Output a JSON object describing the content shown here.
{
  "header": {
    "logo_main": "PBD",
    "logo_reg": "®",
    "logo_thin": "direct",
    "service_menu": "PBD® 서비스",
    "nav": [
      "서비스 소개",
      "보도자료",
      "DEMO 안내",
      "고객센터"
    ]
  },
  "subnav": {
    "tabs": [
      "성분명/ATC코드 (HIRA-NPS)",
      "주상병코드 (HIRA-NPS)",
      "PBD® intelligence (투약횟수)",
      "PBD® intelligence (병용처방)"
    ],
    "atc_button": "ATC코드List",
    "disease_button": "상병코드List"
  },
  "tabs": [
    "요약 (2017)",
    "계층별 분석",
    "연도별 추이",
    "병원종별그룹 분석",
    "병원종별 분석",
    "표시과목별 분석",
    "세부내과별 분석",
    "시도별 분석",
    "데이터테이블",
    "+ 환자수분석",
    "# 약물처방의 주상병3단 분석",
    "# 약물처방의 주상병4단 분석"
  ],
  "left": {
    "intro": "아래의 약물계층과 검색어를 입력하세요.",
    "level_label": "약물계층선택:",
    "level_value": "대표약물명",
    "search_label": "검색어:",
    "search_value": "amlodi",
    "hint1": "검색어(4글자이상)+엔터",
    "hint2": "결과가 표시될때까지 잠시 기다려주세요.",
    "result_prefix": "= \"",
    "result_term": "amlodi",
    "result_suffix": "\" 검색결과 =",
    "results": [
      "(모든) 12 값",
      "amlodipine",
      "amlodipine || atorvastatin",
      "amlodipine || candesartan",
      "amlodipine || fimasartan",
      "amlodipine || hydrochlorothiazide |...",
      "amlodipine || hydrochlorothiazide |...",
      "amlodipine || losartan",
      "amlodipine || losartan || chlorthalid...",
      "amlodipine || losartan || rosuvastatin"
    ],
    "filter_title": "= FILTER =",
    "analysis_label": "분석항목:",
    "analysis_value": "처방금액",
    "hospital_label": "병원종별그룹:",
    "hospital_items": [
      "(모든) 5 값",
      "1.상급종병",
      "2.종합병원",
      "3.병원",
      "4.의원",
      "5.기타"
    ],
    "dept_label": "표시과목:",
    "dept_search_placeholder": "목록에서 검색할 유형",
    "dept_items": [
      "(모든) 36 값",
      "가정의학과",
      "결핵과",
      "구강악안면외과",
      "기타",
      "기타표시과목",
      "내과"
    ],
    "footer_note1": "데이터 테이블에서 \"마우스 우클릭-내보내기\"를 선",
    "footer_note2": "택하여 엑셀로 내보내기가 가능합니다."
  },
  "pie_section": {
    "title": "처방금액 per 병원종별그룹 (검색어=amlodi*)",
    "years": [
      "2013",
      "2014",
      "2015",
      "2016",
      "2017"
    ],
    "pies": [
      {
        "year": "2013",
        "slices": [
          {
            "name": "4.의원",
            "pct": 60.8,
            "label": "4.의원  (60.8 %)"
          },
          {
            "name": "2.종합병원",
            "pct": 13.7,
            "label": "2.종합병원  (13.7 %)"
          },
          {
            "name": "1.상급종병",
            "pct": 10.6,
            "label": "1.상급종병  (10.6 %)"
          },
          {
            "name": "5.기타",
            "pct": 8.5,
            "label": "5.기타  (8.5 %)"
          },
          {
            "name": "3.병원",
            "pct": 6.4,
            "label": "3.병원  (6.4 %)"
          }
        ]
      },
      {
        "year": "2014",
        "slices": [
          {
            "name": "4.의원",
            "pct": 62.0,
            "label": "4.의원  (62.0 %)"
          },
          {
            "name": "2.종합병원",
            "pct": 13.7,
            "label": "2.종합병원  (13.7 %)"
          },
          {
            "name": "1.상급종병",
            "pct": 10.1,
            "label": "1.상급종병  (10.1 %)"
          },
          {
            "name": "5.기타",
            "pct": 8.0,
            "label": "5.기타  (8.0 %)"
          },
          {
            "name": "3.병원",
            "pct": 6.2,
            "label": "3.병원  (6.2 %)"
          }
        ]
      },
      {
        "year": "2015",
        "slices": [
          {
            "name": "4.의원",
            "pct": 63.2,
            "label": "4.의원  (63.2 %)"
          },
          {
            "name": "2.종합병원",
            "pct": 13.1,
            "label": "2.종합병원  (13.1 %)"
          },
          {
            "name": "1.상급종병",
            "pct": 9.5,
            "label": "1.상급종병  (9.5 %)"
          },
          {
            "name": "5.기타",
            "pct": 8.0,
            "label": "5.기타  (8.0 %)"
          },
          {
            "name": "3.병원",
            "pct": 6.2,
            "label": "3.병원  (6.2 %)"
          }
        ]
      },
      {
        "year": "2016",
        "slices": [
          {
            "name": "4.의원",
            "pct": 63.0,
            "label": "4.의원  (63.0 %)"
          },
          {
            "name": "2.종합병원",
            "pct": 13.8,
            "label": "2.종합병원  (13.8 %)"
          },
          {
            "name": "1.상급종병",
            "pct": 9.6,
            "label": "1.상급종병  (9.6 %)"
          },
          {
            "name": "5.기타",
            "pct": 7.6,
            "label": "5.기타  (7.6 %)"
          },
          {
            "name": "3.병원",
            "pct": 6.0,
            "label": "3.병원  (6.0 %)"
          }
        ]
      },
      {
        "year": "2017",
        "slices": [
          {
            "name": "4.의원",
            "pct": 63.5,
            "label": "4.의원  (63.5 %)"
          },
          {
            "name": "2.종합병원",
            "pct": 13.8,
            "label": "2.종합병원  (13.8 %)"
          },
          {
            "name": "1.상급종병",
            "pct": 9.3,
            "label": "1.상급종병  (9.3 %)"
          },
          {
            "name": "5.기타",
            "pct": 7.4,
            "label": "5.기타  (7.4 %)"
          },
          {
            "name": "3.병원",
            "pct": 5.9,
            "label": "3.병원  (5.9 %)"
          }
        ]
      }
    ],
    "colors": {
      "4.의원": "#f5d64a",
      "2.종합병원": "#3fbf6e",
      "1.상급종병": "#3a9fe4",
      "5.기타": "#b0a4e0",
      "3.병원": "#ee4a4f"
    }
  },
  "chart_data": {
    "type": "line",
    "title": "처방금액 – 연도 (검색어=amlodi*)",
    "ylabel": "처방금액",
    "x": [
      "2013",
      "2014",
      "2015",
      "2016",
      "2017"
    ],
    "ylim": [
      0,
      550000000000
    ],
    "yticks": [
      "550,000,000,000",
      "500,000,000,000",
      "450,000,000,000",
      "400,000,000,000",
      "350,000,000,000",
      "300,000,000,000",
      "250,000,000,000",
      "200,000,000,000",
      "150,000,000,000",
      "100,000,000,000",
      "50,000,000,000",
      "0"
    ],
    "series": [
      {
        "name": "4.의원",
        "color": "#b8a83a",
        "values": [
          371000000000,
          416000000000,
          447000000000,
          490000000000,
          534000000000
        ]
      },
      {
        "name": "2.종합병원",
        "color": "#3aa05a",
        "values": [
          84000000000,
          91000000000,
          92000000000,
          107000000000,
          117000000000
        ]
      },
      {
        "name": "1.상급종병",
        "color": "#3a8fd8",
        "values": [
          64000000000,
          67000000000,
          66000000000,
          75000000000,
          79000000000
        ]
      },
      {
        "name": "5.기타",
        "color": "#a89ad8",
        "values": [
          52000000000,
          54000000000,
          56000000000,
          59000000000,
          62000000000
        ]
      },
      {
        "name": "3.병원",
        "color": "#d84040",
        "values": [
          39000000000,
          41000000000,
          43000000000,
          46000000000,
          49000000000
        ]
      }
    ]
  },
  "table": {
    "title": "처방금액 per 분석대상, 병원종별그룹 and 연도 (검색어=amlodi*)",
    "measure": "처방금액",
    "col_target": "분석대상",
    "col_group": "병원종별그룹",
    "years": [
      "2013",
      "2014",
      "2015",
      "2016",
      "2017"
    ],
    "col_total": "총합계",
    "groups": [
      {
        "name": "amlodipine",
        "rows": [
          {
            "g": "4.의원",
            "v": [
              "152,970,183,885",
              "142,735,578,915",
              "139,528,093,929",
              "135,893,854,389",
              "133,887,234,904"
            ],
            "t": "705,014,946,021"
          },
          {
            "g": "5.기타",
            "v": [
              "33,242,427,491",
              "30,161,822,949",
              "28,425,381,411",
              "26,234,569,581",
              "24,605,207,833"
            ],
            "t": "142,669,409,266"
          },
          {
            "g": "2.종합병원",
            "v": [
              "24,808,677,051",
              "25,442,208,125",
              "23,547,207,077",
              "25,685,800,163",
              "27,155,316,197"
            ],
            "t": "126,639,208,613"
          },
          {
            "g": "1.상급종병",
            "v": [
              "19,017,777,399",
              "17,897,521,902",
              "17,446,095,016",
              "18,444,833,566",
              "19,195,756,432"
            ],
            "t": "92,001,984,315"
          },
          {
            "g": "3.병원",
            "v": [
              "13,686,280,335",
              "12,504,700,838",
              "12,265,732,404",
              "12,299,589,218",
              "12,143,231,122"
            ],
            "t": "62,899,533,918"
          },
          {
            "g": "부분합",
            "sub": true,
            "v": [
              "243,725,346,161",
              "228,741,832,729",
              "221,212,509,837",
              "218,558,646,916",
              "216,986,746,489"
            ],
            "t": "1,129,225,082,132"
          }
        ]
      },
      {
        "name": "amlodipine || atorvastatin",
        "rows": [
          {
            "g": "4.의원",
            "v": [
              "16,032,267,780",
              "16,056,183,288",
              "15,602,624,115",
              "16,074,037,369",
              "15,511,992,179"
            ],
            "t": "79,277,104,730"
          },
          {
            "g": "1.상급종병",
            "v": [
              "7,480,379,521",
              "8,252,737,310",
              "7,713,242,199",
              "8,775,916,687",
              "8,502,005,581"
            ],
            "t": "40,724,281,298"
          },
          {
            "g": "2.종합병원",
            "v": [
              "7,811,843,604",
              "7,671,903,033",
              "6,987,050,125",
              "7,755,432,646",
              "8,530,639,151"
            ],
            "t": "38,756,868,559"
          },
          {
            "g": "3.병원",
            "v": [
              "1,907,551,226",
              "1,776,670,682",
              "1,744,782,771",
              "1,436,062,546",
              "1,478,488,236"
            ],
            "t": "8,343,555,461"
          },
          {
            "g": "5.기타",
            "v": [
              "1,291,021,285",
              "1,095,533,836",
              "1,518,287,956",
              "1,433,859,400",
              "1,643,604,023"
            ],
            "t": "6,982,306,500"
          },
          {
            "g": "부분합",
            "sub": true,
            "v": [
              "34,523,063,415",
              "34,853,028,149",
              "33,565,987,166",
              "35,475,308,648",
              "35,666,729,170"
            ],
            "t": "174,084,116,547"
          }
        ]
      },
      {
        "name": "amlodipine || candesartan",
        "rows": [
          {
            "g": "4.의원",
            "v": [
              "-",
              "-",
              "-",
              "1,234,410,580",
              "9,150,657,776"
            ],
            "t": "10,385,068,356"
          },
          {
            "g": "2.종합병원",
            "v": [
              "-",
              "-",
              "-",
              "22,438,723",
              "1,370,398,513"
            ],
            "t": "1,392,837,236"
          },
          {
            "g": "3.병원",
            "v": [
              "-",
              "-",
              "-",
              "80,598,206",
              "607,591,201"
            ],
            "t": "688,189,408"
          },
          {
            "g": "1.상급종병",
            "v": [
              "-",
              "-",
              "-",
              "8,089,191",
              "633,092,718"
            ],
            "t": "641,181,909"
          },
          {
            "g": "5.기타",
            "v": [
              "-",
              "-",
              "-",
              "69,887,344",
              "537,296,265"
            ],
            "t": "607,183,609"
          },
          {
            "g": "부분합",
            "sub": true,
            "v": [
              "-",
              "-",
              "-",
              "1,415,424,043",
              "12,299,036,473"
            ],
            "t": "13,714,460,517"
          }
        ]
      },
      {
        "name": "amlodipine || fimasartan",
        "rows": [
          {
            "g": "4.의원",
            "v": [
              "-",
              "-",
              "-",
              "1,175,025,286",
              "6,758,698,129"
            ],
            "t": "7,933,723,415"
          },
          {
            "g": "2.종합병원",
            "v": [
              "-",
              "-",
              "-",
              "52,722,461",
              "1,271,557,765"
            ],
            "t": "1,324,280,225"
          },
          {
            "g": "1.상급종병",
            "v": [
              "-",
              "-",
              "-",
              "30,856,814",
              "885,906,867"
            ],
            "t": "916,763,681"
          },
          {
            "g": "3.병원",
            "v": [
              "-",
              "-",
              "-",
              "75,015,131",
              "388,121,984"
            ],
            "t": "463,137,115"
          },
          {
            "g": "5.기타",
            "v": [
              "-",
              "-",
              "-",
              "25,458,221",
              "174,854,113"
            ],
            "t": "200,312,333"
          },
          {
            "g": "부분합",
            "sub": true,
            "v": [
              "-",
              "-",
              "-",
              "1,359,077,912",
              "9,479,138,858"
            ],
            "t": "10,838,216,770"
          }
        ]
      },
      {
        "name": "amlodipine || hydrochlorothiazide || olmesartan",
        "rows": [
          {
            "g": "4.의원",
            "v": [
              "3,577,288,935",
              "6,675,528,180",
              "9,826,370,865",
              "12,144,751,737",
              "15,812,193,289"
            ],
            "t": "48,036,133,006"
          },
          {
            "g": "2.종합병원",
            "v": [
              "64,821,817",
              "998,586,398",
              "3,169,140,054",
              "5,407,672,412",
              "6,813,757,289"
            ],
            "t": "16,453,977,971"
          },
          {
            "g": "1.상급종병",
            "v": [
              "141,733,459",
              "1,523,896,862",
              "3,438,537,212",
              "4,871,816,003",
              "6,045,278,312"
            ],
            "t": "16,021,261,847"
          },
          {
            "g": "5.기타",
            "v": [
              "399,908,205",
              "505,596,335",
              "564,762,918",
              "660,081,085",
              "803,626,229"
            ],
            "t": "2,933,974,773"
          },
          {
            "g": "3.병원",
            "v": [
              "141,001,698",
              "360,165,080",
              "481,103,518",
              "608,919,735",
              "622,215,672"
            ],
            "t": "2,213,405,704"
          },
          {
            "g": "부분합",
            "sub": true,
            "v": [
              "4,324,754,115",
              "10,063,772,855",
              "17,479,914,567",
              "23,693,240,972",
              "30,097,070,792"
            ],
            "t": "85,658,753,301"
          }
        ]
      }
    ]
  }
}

→ **What to work on**: Copy whichever lines in the listing above contain the word "candesartan".

→ **Solution for this exercise**:
      "amlodipine || candesartan",
        "name": "amlodipine || candesartan",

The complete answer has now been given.